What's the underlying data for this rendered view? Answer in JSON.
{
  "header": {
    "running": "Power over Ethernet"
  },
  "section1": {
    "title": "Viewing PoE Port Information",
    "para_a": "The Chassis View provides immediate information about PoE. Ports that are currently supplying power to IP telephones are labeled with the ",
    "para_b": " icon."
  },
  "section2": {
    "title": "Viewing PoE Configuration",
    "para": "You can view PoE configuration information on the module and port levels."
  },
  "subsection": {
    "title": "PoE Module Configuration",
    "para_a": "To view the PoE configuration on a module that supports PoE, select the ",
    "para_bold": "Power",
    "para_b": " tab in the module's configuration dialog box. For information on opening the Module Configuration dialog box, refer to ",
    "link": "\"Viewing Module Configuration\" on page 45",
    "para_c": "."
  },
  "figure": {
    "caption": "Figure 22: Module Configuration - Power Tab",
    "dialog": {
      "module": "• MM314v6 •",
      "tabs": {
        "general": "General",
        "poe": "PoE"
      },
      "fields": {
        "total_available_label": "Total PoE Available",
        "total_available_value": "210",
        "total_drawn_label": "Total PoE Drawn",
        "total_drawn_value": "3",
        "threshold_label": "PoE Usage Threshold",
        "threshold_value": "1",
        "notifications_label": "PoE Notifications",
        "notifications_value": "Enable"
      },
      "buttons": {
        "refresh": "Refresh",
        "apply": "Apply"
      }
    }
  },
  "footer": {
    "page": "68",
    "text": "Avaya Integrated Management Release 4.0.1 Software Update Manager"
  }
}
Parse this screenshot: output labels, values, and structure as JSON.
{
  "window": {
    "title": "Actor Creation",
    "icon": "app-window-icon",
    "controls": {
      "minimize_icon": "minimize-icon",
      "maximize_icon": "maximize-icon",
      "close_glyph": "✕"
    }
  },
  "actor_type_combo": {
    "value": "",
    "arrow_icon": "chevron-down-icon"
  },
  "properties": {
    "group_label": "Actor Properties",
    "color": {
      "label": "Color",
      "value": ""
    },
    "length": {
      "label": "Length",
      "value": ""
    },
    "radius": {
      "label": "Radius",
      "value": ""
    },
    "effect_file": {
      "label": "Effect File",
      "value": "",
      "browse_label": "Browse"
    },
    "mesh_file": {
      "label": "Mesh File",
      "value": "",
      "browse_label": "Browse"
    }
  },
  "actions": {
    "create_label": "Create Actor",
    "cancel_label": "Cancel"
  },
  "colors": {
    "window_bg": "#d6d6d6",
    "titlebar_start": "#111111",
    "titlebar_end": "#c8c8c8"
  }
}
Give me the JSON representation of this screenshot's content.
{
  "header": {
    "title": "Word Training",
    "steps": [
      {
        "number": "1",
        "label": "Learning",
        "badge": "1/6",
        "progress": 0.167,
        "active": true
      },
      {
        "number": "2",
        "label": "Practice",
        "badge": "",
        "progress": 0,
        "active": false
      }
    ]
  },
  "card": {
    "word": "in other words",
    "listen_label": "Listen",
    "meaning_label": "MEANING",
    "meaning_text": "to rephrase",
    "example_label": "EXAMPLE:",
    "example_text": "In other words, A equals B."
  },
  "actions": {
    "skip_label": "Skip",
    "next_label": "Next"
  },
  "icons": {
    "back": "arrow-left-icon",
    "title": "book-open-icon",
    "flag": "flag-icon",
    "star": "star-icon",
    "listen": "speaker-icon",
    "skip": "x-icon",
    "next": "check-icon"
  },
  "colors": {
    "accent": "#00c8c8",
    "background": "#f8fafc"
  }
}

> _Requirement_
Go through the records above, find every line with the word "dialog", and list those lines.

> _Solution for this task_
    "para_b": " tab in the module's configuration dialog box. For information on opening the Module Configuration dialog box, refer to ",
    "dialog": {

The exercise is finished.